*EXERCISE BRIEF*.
Give again, word for word, only the lines from the one containing "Parse this screenshot: output" through the final line.
********************
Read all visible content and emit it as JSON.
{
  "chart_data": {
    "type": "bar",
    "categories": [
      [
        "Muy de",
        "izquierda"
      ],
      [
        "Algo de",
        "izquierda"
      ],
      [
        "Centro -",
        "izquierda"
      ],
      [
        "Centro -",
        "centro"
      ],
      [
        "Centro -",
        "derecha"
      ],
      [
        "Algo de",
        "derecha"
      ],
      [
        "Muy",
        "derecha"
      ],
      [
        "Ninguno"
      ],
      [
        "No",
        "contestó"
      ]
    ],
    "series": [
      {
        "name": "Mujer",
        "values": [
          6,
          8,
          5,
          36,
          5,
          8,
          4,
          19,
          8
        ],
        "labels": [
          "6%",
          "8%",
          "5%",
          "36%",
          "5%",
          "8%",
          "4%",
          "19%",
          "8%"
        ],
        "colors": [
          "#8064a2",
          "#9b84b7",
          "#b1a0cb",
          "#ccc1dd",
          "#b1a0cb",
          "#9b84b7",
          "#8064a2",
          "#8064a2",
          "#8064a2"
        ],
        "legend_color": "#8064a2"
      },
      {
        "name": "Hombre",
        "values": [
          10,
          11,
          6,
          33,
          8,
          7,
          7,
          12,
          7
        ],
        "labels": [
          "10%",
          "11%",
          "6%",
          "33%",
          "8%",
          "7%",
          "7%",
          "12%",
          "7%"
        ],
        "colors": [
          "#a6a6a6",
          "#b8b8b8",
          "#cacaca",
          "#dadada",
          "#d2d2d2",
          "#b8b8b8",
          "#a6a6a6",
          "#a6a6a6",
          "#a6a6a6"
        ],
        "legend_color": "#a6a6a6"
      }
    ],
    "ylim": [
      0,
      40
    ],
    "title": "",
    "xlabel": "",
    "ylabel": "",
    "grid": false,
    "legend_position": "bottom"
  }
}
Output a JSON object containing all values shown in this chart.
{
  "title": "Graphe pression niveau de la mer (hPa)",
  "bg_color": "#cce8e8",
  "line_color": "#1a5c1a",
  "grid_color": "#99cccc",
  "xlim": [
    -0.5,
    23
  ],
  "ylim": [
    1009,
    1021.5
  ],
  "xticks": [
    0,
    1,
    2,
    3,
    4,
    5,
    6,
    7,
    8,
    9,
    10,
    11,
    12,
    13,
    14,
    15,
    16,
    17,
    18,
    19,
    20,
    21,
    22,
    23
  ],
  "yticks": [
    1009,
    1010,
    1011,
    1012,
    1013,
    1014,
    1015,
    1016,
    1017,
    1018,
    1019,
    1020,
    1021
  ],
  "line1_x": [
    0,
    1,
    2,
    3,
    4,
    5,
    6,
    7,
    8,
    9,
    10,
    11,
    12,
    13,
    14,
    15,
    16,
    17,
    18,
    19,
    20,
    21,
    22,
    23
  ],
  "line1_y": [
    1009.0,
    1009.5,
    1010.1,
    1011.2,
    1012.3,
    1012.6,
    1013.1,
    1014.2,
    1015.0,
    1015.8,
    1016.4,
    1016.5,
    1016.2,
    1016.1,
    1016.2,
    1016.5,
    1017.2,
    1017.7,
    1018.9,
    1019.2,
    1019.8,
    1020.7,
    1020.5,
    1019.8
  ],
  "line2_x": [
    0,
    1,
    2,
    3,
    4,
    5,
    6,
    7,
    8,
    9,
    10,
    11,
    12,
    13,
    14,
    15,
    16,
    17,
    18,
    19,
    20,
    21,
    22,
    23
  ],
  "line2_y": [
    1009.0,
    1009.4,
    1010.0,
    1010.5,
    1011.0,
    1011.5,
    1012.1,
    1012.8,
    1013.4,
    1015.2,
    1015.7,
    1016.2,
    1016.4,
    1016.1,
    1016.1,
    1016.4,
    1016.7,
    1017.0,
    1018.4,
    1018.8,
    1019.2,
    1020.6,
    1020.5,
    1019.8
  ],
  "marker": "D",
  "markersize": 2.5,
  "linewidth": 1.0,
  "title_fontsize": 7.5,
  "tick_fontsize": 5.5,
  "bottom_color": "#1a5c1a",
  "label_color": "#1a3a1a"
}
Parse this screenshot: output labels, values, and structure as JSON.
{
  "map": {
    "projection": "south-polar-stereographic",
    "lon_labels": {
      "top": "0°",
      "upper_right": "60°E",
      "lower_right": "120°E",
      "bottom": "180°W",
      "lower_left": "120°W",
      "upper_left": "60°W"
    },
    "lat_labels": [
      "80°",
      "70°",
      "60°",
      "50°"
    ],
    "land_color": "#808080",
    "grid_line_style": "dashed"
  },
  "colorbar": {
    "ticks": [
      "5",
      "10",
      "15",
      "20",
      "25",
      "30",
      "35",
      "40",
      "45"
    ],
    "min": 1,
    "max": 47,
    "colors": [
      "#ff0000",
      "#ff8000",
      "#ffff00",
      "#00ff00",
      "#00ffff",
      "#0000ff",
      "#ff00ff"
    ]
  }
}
********************
*ANSWER TO THE EXERCISE*.
Parse this screenshot: output labels, values, and structure as JSON.
{
  "map": {
    "projection": "south-polar-stereographic",
    "lon_labels": {
      "top": "0°",
      "upper_right": "60°E",
      "lower_right": "120°E",
      "bottom": "180°W",
      "lower_left": "120°W",
      "upper_left": "60°W"
    },
    "lat_labels": [
      "80°",
      "70°",
      "60°",
      "50°"
    ],
    "land_color": "#808080",
    "grid_line_style": "dashed"
  },
  "colorbar": {
    "ticks": [
      "5",
      "10",
      "15",
      "20",
      "25",
      "30",
      "35",
      "40",
      "45"
    ],
    "min": 1,
    "max": 47,
    "colors": [
      "#ff0000",
      "#ff8000",
      "#ffff00",
      "#00ff00",
      "#00ffff",
      "#0000ff",
      "#ff00ff"
    ]
  }
}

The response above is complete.